▸ Ausgewählter Textauszug
****
Entscheidungsstichwort (Thema)

Vorlage an den Gerichtshof der Europäischen Union: Ausschluss und Befristung eines fernabsatzrechtlichen Widerrufsrechts beim Kilometer-Leasingvertrag

 

Leitsatz (amtlich)

Dem Gerichtshof der Europäischen Union werden nach Art. 267 AEUV folgende Fragen zur Auslegung des Unionsrechts vorgelegt:

Stellen Kraftfahrzeug-Leasingverträge mit einem Verbraucher mit Kilometerabrechnung mit einer Laufzeit von 48 Monaten Dienstleistungen in dem Bereich "Mietwagen" dar und unterfallen sie deshalb dem Ausnahmetatbestand für ein fernabsatzrechtliches Widerrufsrecht gemäß Art. 16 lit. I) RL 2011/83/EU?
****
▸ Aufgabenstellung
Gib an, nach welchem Artikel die Fragen laut dem Textauszug dem Gerichtshof der Europäischen Union vorgelegt werden.

▸ Gegebene Daten
****
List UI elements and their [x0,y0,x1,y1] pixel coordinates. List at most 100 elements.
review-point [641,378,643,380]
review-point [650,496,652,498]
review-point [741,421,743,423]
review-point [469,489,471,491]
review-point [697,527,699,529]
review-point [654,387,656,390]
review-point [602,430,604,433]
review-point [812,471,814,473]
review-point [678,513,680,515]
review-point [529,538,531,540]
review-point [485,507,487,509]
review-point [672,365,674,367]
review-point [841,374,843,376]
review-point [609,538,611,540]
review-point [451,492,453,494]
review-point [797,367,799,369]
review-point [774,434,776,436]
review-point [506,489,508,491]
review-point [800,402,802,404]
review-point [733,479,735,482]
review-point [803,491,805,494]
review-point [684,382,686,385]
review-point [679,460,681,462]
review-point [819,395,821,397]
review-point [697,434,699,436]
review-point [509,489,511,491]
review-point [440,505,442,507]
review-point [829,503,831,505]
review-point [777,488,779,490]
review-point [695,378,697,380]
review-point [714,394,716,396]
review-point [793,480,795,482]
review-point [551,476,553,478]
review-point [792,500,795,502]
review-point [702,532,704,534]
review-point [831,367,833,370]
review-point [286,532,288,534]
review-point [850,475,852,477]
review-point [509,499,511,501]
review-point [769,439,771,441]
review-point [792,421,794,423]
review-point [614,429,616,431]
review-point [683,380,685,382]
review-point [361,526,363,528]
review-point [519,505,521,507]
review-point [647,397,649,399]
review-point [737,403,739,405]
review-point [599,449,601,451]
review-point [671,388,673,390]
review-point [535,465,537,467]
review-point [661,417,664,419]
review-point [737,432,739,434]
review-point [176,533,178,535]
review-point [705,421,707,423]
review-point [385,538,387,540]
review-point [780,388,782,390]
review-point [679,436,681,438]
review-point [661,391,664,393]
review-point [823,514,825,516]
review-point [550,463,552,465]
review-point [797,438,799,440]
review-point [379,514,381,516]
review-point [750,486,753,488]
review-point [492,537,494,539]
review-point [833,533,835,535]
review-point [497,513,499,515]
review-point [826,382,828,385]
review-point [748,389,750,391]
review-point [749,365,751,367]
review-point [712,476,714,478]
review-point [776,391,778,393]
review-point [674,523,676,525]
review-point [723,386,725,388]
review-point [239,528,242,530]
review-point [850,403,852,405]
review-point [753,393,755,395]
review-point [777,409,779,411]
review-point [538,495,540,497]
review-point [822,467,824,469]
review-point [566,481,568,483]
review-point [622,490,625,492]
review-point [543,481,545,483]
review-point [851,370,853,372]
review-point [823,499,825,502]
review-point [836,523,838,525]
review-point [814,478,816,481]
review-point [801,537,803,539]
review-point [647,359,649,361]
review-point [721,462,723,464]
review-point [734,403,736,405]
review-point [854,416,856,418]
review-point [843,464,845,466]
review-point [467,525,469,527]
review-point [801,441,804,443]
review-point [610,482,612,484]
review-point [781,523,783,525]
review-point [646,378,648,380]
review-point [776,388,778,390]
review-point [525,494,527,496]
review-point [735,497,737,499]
****
▸ Antwort
Nach Art. 267 AEUV.